## 과제 자료
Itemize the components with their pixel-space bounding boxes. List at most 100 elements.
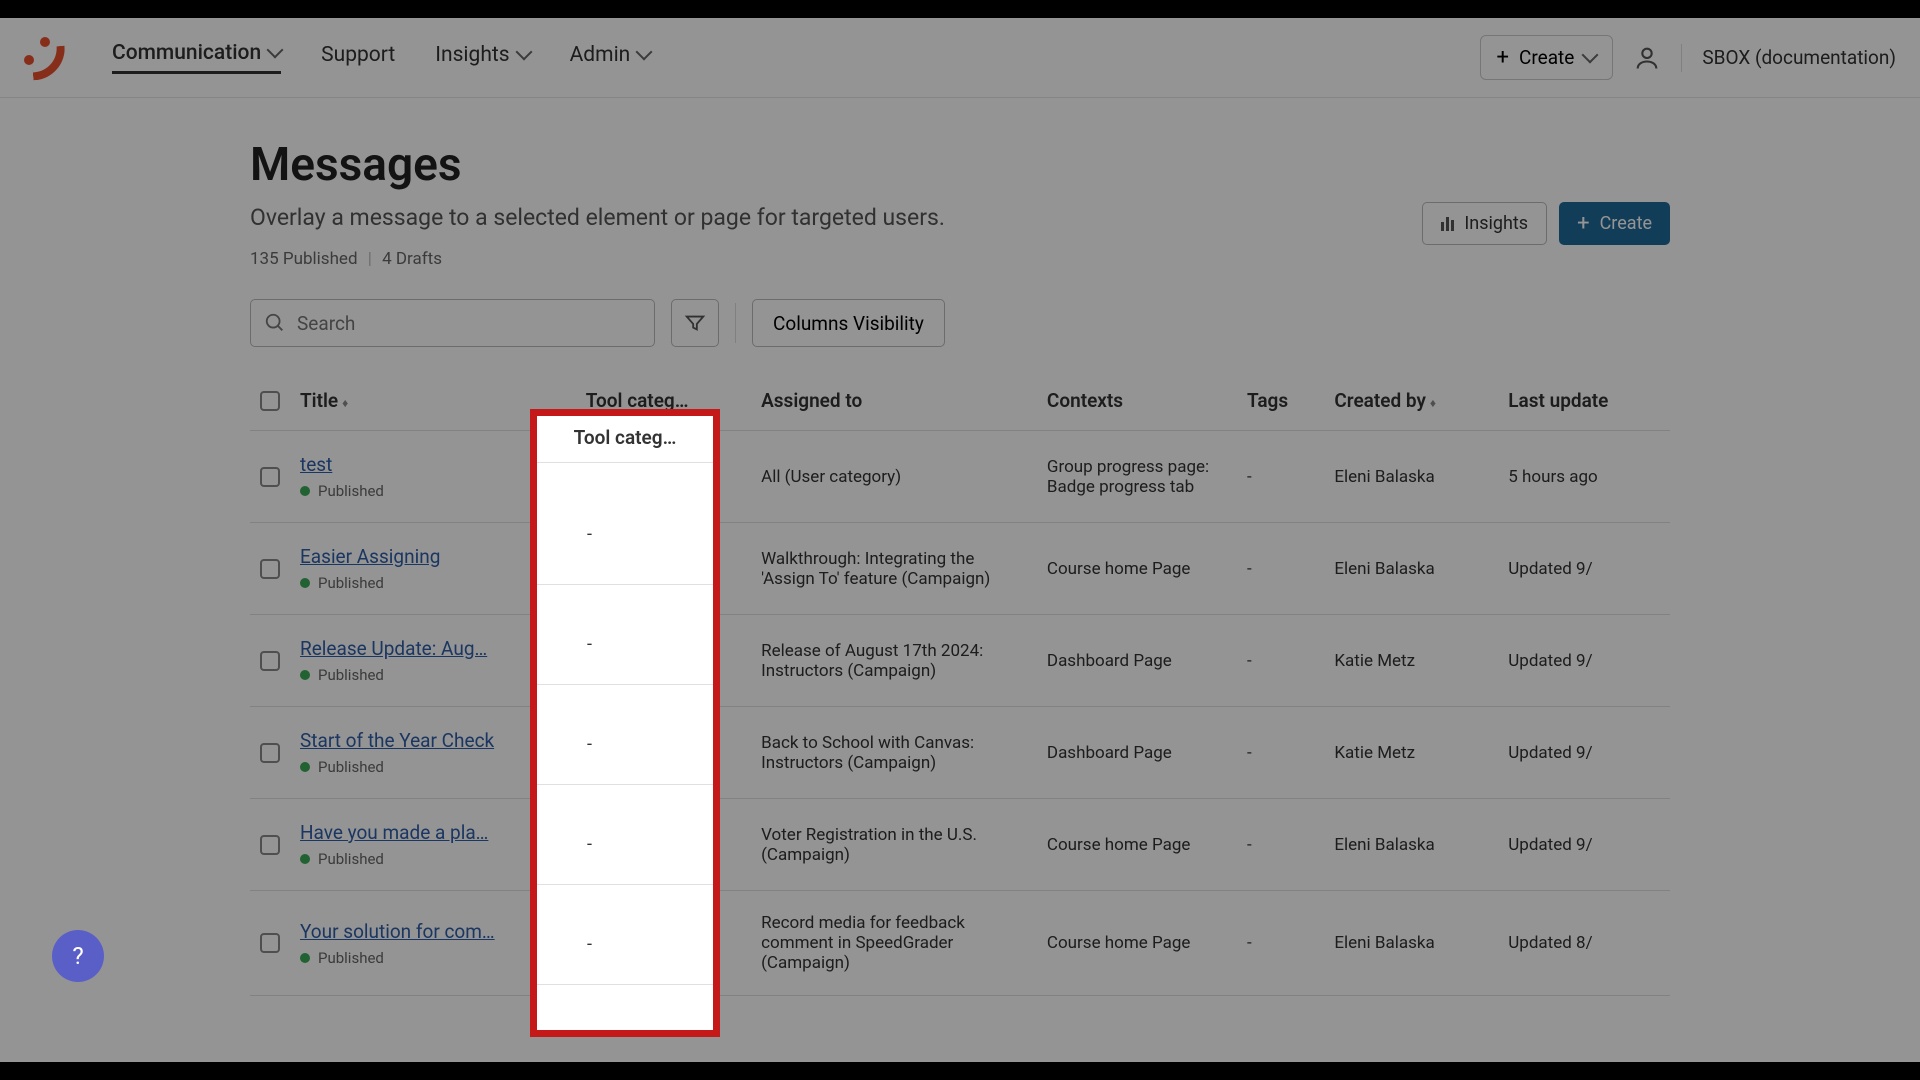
row-checkbox[interactable] (260, 559, 280, 579)
create-label: Create (1600, 213, 1652, 234)
top-navigation: Communication Support Insights Admin + C… (0, 18, 1920, 98)
created-by-cell: Eleni Balaska (1324, 891, 1498, 996)
status-badge: Published (300, 850, 566, 868)
create-label: Create (1519, 46, 1574, 69)
help-icon: ? (72, 942, 83, 970)
last-updated-cell: Updated 9/ (1498, 707, 1670, 799)
tags-cell: - (1237, 615, 1324, 707)
col-tool-category[interactable]: Tool categ… (576, 371, 751, 431)
chevron-down-icon (1582, 46, 1599, 63)
nav-label: Communication (112, 41, 261, 65)
nav-support[interactable]: Support (321, 43, 395, 73)
nav-label: Support (321, 43, 395, 67)
nav-insights[interactable]: Insights (435, 43, 529, 73)
status-badge: Published (300, 758, 566, 776)
tool-category-cell: - (576, 799, 751, 891)
tool-category-cell: - (576, 523, 751, 615)
contexts-cell: Course home Page (1037, 799, 1237, 891)
search-icon (264, 312, 286, 334)
col-last-updated[interactable]: Last update (1498, 371, 1670, 431)
assigned-to-cell: Release of August 17th 2024: Instructors… (751, 615, 1037, 707)
row-checkbox[interactable] (260, 743, 280, 763)
tool-category-cell: - (576, 707, 751, 799)
filter-button[interactable] (671, 299, 719, 347)
create-button[interactable]: + Create (1559, 202, 1670, 245)
created-by-cell: Eleni Balaska (1324, 523, 1498, 615)
table-row: test Published - All (User category) Gro… (250, 431, 1670, 523)
row-checkbox[interactable] (260, 467, 280, 487)
assigned-to-cell: All (User category) (751, 431, 1037, 523)
create-button-top[interactable]: + Create (1480, 35, 1614, 80)
message-title-link[interactable]: test (300, 453, 566, 476)
contexts-cell: Group progress page: Badge progress tab (1037, 431, 1237, 523)
status-badge: Published (300, 949, 566, 967)
account-label[interactable]: SBOX (documentation) (1702, 46, 1896, 69)
col-assigned-to[interactable]: Assigned to (751, 371, 1037, 431)
insights-button[interactable]: Insights (1422, 202, 1547, 245)
assigned-to-cell: Back to School with Canvas: Instructors … (751, 707, 1037, 799)
message-title-link[interactable]: Release Update: Aug… (300, 637, 566, 660)
message-title-link[interactable]: Your solution for com… (300, 920, 566, 943)
select-all-checkbox[interactable] (260, 391, 280, 411)
page-subtitle: Overlay a message to a selected element … (250, 204, 945, 231)
status-badge: Published (300, 666, 566, 684)
nav-label: Insights (435, 43, 509, 67)
status-badge: Published (300, 482, 566, 500)
contexts-cell: Dashboard Page (1037, 707, 1237, 799)
plus-icon: + (1497, 47, 1509, 69)
message-title-link[interactable]: Easier Assigning (300, 545, 566, 568)
drafts-count: 4 Drafts (382, 249, 442, 269)
assigned-to-cell: Voter Registration in the U.S. (Campaign… (751, 799, 1037, 891)
assigned-to-cell: Record media for feedback comment in Spe… (751, 891, 1037, 996)
message-title-link[interactable]: Start of the Year Check (300, 729, 566, 752)
user-icon[interactable] (1633, 44, 1661, 72)
page-title: Messages (250, 138, 945, 192)
created-by-cell: Eleni Balaska (1324, 799, 1498, 891)
plus-icon: + (1577, 213, 1589, 235)
created-by-cell: Katie Metz (1324, 615, 1498, 707)
divider (735, 303, 736, 343)
col-tags[interactable]: Tags (1237, 371, 1324, 431)
tool-category-cell: - (576, 891, 751, 996)
last-updated-cell: Updated 9/ (1498, 523, 1670, 615)
contexts-cell: Course home Page (1037, 523, 1237, 615)
search-box (250, 299, 655, 347)
tags-cell: - (1237, 891, 1324, 996)
tool-category-cell: - (576, 615, 751, 707)
assigned-to-cell: Walkthrough: Integrating the 'Assign To'… (751, 523, 1037, 615)
created-by-cell: Katie Metz (1324, 707, 1498, 799)
status-counts: 135 Published | 4 Drafts (250, 249, 945, 269)
table-row: Have you made a pla… Published - Voter R… (250, 799, 1670, 891)
row-checkbox[interactable] (260, 835, 280, 855)
filter-icon (684, 312, 706, 334)
chevron-down-icon (515, 43, 532, 60)
col-title[interactable]: Title♦ (290, 371, 576, 431)
help-button[interactable]: ? (52, 930, 104, 982)
search-input[interactable] (250, 299, 655, 347)
published-count: 135 Published (250, 249, 358, 269)
table-row: Easier Assigning Published - Walkthrough… (250, 523, 1670, 615)
last-updated-cell: Updated 9/ (1498, 799, 1670, 891)
last-updated-cell: 5 hours ago (1498, 431, 1670, 523)
tags-cell: - (1237, 431, 1324, 523)
col-contexts[interactable]: Contexts (1037, 371, 1237, 431)
col-created-by[interactable]: Created by♦ (1324, 371, 1498, 431)
last-updated-cell: Updated 8/ (1498, 891, 1670, 996)
bar-chart-icon (1441, 217, 1454, 231)
row-checkbox[interactable] (260, 933, 280, 953)
nav-communication[interactable]: Communication (112, 41, 281, 74)
message-title-link[interactable]: Have you made a pla… (300, 821, 566, 844)
columns-visibility-button[interactable]: Columns Visibility (752, 299, 945, 347)
row-checkbox[interactable] (260, 651, 280, 671)
status-badge: Published (300, 574, 566, 592)
tags-cell: - (1237, 523, 1324, 615)
table-row: Your solution for com… Published - Recor… (250, 891, 1670, 996)
messages-table: Title♦ Tool categ… Assigned to Contexts … (250, 371, 1670, 996)
divider (1681, 44, 1682, 72)
nav-label: Admin (570, 43, 631, 67)
table-row: Start of the Year Check Published - Back… (250, 707, 1670, 799)
nav-admin[interactable]: Admin (570, 43, 651, 73)
app-logo (24, 37, 66, 79)
last-updated-cell: Updated 9/ (1498, 615, 1670, 707)
tags-cell: - (1237, 707, 1324, 799)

## 주어진 과제
위의 줄을 모두 한 글자도 바꾸지 말고 그대로 다시 입력하세요. 그림은 답에서 빼세요.

## 과제 결과
Itemize the components with their pixel-space bounding boxes. List at most 100 elements.
row-checkbox[interactable] (260, 559, 280, 579)
create-label: Create (1600, 213, 1652, 234)
top-navigation: Communication Support Insights Admin + C… (0, 18, 1920, 98)
created-by-cell: Eleni Balaska (1324, 891, 1498, 996)
status-badge: Published (300, 850, 566, 868)
create-label: Create (1519, 46, 1574, 69)
help-icon: ? (72, 942, 83, 970)
last-updated-cell: Updated 9/ (1498, 707, 1670, 799)
tags-cell: - (1237, 615, 1324, 707)
col-tool-category[interactable]: Tool categ… (576, 371, 751, 431)
chevron-down-icon (1582, 46, 1599, 63)
nav-label: Communication (112, 41, 261, 65)
nav-support[interactable]: Support (321, 43, 395, 73)
nav-label: Support (321, 43, 395, 67)
nav-insights[interactable]: Insights (435, 43, 529, 73)
status-badge: Published (300, 758, 566, 776)
tool-category-cell: - (576, 799, 751, 891)
tool-category-cell: - (576, 523, 751, 615)
contexts-cell: Course home Page (1037, 799, 1237, 891)
search-icon (264, 312, 286, 334)
col-last-updated[interactable]: Last update (1498, 371, 1670, 431)
assigned-to-cell: Release of August 17th 2024: Instructors… (751, 615, 1037, 707)
row-checkbox[interactable] (260, 743, 280, 763)
tool-category-cell: - (576, 707, 751, 799)
filter-button[interactable] (671, 299, 719, 347)
create-button[interactable]: + Create (1559, 202, 1670, 245)
created-by-cell: Eleni Balaska (1324, 523, 1498, 615)
table-row: test Published - All (User category) Gro… (250, 431, 1670, 523)
row-checkbox[interactable] (260, 467, 280, 487)
assigned-to-cell: All (User category) (751, 431, 1037, 523)
create-button-top[interactable]: + Create (1480, 35, 1614, 80)
message-title-link[interactable]: test (300, 453, 566, 476)
contexts-cell: Group progress page: Badge progress tab (1037, 431, 1237, 523)
status-badge: Published (300, 949, 566, 967)
account-label[interactable]: SBOX (documentation) (1702, 46, 1896, 69)
col-assigned-to[interactable]: Assigned to (751, 371, 1037, 431)
insights-button[interactable]: Insights (1422, 202, 1547, 245)
assigned-to-cell: Back to School with Canvas: Instructors … (751, 707, 1037, 799)
message-title-link[interactable]: Release Update: Aug… (300, 637, 566, 660)
message-title-link[interactable]: Your solution for com… (300, 920, 566, 943)
select-all-checkbox[interactable] (260, 391, 280, 411)
page-subtitle: Overlay a message to a selected element … (250, 204, 945, 231)
status-badge: Published (300, 666, 566, 684)
nav-label: Insights (435, 43, 509, 67)
status-badge: Published (300, 482, 566, 500)
contexts-cell: Dashboard Page (1037, 707, 1237, 799)
plus-icon: + (1497, 47, 1509, 69)
message-title-link[interactable]: Easier Assigning (300, 545, 566, 568)
drafts-count: 4 Drafts (382, 249, 442, 269)
assigned-to-cell: Voter Registration in the U.S. (Campaign… (751, 799, 1037, 891)
assigned-to-cell: Record media for feedback comment in Spe… (751, 891, 1037, 996)
message-title-link[interactable]: Start of the Year Check (300, 729, 566, 752)
user-icon[interactable] (1633, 44, 1661, 72)
page-title: Messages (250, 138, 945, 192)
created-by-cell: Eleni Balaska (1324, 799, 1498, 891)
plus-icon: + (1577, 213, 1589, 235)
created-by-cell: Katie Metz (1324, 615, 1498, 707)
divider (735, 303, 736, 343)
col-tags[interactable]: Tags (1237, 371, 1324, 431)
tool-category-cell: - (576, 891, 751, 996)
last-updated-cell: Updated 9/ (1498, 523, 1670, 615)
contexts-cell: Course home Page (1037, 523, 1237, 615)
search-box (250, 299, 655, 347)
tags-cell: - (1237, 891, 1324, 996)
tool-category-cell: - (576, 615, 751, 707)
assigned-to-cell: Walkthrough: Integrating the 'Assign To'… (751, 523, 1037, 615)
created-by-cell: Katie Metz (1324, 707, 1498, 799)
status-counts: 135 Published | 4 Drafts (250, 249, 945, 269)
table-row: Have you made a pla… Published - Voter R… (250, 799, 1670, 891)
row-checkbox[interactable] (260, 835, 280, 855)
filter-icon (684, 312, 706, 334)
chevron-down-icon (515, 43, 532, 60)
col-title[interactable]: Title♦ (290, 371, 576, 431)
help-button[interactable]: ? (52, 930, 104, 982)
search-input[interactable] (250, 299, 655, 347)
published-count: 135 Published (250, 249, 358, 269)
table-row: Easier Assigning Published - Walkthrough… (250, 523, 1670, 615)
last-updated-cell: Updated 9/ (1498, 799, 1670, 891)
last-updated-cell: 5 hours ago (1498, 431, 1670, 523)
tags-cell: - (1237, 431, 1324, 523)
col-contexts[interactable]: Contexts (1037, 371, 1237, 431)
col-created-by[interactable]: Created by♦ (1324, 371, 1498, 431)
last-updated-cell: Updated 8/ (1498, 891, 1670, 996)
bar-chart-icon (1441, 217, 1454, 231)
row-checkbox[interactable] (260, 933, 280, 953)
nav-communication[interactable]: Communication (112, 41, 281, 74)
message-title-link[interactable]: Have you made a pla… (300, 821, 566, 844)
columns-visibility-button[interactable]: Columns Visibility (752, 299, 945, 347)
row-checkbox[interactable] (260, 651, 280, 671)
status-badge: Published (300, 574, 566, 592)
tags-cell: - (1237, 523, 1324, 615)
table-row: Your solution for com… Published - Recor… (250, 891, 1670, 996)
messages-table: Title♦ Tool categ… Assigned to Contexts … (250, 371, 1670, 996)
divider (1681, 44, 1682, 72)
nav-label: Admin (570, 43, 631, 67)
table-row: Start of the Year Check Published - Back… (250, 707, 1670, 799)
nav-admin[interactable]: Admin (570, 43, 651, 73)
app-logo (24, 37, 66, 79)
last-updated-cell: Updated 9/ (1498, 615, 1670, 707)
tags-cell: - (1237, 707, 1324, 799)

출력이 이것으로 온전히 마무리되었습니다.